▶ [Exercise instructions]:
The data must be returned in full and exactly as given.

▶ [Given data]:
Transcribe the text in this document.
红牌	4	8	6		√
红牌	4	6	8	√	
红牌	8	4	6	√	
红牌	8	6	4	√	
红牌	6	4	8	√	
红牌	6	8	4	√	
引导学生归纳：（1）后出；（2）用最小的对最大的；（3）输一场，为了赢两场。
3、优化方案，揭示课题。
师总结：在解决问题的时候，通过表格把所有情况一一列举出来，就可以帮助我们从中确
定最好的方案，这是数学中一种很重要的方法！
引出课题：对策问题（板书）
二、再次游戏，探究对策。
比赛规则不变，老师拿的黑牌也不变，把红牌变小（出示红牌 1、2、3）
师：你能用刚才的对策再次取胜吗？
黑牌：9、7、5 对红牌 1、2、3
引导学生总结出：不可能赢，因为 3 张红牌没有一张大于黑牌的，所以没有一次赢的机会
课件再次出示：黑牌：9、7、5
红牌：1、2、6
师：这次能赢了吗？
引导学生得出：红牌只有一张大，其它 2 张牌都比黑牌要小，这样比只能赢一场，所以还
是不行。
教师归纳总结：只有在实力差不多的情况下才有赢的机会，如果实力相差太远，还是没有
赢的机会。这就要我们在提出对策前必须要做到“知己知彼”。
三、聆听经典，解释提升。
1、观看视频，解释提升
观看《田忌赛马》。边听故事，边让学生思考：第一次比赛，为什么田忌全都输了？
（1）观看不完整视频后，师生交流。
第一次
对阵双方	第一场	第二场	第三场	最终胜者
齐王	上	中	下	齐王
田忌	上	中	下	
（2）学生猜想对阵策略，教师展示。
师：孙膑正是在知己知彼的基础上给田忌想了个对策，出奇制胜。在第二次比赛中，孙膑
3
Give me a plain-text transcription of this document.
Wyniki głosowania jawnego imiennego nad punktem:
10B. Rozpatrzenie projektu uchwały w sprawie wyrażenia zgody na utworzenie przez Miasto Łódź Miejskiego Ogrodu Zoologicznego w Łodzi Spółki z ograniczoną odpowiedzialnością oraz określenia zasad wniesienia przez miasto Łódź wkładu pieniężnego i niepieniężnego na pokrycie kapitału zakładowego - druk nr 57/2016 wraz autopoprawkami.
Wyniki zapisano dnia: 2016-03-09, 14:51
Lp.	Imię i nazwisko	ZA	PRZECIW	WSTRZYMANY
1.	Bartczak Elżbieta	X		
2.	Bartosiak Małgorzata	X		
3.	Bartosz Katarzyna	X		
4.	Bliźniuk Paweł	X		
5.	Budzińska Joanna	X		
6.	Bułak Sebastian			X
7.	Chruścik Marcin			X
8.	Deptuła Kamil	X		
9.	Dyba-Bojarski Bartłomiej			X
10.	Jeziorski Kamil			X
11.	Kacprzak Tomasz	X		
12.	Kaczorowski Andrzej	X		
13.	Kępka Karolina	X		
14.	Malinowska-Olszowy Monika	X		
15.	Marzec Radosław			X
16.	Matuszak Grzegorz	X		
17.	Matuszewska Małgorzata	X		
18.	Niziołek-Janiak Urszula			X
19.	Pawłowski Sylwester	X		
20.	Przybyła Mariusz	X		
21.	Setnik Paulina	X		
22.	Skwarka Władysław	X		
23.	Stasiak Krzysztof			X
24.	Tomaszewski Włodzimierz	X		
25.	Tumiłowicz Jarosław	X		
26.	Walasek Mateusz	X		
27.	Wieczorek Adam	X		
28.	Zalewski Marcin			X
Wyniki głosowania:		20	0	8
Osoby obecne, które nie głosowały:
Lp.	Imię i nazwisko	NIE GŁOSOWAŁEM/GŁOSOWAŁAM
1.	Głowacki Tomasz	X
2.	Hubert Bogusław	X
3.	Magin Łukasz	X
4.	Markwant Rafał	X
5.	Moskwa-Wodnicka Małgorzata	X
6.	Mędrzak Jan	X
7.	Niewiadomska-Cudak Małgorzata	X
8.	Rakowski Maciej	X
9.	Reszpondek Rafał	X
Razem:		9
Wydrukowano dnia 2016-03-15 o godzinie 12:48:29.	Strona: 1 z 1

▶ [Correct response]:
Transcribe the text in this document.
红牌	4	8	6		√
红牌	4	6	8	√	
红牌	8	4	6	√	
红牌	8	6	4	√	
红牌	6	4	8	√	
红牌	6	8	4	√	
引导学生归纳：（1）后出；（2）用最小的对最大的；（3）输一场，为了赢两场。
3、优化方案，揭示课题。
师总结：在解决问题的时候，通过表格把所有情况一一列举出来，就可以帮助我们从中确
定最好的方案，这是数学中一种很重要的方法！
引出课题：对策问题（板书）
二、再次游戏，探究对策。
比赛规则不变，老师拿的黑牌也不变，把红牌变小（出示红牌 1、2、3）
师：你能用刚才的对策再次取胜吗？
黑牌：9、7、5 对红牌 1、2、3
引导学生总结出：不可能赢，因为 3 张红牌没有一张大于黑牌的，所以没有一次赢的机会
课件再次出示：黑牌：9、7、5
红牌：1、2、6
师：这次能赢了吗？
引导学生得出：红牌只有一张大，其它 2 张牌都比黑牌要小，这样比只能赢一场，所以还
是不行。
教师归纳总结：只有在实力差不多的情况下才有赢的机会，如果实力相差太远，还是没有
赢的机会。这就要我们在提出对策前必须要做到“知己知彼”。
三、聆听经典，解释提升。
1、观看视频，解释提升
观看《田忌赛马》。边听故事，边让学生思考：第一次比赛，为什么田忌全都输了？
（1）观看不完整视频后，师生交流。
第一次
对阵双方	第一场	第二场	第三场	最终胜者
齐王	上	中	下	齐王
田忌	上	中	下	
（2）学生猜想对阵策略，教师展示。
师：孙膑正是在知己知彼的基础上给田忌想了个对策，出奇制胜。在第二次比赛中，孙膑
3
Give me a plain-text transcription of this document.
Wyniki głosowania jawnego imiennego nad punktem:
10B. Rozpatrzenie projektu uchwały w sprawie wyrażenia zgody na utworzenie przez Miasto Łódź Miejskiego Ogrodu Zoologicznego w Łodzi Spółki z ograniczoną odpowiedzialnością oraz określenia zasad wniesienia przez miasto Łódź wkładu pieniężnego i niepieniężnego na pokrycie kapitału zakładowego - druk nr 57/2016 wraz autopoprawkami.
Wyniki zapisano dnia: 2016-03-09, 14:51
Lp.	Imię i nazwisko	ZA	PRZECIW	WSTRZYMANY
1.	Bartczak Elżbieta	X		
2.	Bartosiak Małgorzata	X		
3.	Bartosz Katarzyna	X		
4.	Bliźniuk Paweł	X		
5.	Budzińska Joanna	X		
6.	Bułak Sebastian			X
7.	Chruścik Marcin			X
8.	Deptuła Kamil	X		
9.	Dyba-Bojarski Bartłomiej			X
10.	Jeziorski Kamil			X
11.	Kacprzak Tomasz	X		
12.	Kaczorowski Andrzej	X		
13.	Kępka Karolina	X		
14.	Malinowska-Olszowy Monika	X		
15.	Marzec Radosław			X
16.	Matuszak Grzegorz	X		
17.	Matuszewska Małgorzata	X		
18.	Niziołek-Janiak Urszula			X
19.	Pawłowski Sylwester	X		
20.	Przybyła Mariusz	X		
21.	Setnik Paulina	X		
22.	Skwarka Władysław	X		
23.	Stasiak Krzysztof			X
24.	Tomaszewski Włodzimierz	X		
25.	Tumiłowicz Jarosław	X		
26.	Walasek Mateusz	X		
27.	Wieczorek Adam	X		
28.	Zalewski Marcin			X
Wyniki głosowania:		20	0	8
Osoby obecne, które nie głosowały:
Lp.	Imię i nazwisko	NIE GŁOSOWAŁEM/GŁOSOWAŁAM
1.	Głowacki Tomasz	X
2.	Hubert Bogusław	X
3.	Magin Łukasz	X
4.	Markwant Rafał	X
5.	Moskwa-Wodnicka Małgorzata	X
6.	Mędrzak Jan	X
7.	Niewiadomska-Cudak Małgorzata	X
8.	Rakowski Maciej	X
9.	Reszpondek Rafał	X
Razem:		9
Wydrukowano dnia 2016-03-15 o godzinie 12:48:29.	Strona: 1 z 1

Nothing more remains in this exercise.